• [Task to complete] Some lines in the listing below may include the string "審議結果". How many are there? Give only the number.

Start

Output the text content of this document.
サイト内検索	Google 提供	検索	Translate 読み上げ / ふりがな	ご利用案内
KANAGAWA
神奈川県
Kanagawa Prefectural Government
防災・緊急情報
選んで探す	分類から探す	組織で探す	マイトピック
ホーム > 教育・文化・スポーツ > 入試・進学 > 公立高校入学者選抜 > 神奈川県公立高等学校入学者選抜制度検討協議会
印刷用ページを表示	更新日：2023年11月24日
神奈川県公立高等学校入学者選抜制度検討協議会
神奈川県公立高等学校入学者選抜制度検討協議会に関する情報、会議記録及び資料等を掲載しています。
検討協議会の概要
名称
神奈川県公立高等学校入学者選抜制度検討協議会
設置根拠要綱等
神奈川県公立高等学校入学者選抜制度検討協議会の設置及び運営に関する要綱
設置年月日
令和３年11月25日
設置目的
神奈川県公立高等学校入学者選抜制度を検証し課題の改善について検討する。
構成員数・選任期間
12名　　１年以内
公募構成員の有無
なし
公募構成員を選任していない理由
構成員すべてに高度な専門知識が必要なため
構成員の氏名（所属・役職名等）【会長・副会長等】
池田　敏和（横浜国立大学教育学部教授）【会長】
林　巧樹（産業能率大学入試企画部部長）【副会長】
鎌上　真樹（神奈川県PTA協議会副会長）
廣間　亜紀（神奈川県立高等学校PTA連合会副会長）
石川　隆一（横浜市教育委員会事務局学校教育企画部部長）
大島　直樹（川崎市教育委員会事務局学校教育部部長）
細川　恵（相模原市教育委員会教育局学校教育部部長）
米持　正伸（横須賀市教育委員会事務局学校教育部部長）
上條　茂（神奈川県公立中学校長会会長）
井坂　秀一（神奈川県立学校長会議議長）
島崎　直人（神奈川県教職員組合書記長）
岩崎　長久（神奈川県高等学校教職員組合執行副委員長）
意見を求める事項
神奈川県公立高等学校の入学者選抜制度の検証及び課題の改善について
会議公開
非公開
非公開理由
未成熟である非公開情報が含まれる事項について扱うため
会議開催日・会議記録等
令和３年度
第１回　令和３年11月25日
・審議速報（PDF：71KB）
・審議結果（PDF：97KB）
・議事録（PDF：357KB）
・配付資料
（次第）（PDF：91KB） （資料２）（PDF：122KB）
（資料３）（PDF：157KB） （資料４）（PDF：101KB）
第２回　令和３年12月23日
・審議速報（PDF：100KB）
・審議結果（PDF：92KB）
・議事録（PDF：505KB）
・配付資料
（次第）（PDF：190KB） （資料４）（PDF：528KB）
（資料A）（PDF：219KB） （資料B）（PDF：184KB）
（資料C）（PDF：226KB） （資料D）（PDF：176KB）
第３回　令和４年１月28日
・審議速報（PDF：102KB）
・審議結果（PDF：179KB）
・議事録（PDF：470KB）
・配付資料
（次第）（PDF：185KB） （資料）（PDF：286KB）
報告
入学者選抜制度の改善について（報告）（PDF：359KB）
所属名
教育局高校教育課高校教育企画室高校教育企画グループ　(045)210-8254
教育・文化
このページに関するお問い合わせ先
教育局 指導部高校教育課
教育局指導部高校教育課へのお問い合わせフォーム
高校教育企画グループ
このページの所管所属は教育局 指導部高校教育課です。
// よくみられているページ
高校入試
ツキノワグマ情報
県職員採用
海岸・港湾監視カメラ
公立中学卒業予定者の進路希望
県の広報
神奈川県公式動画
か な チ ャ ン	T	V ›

End

• [Right answer] 3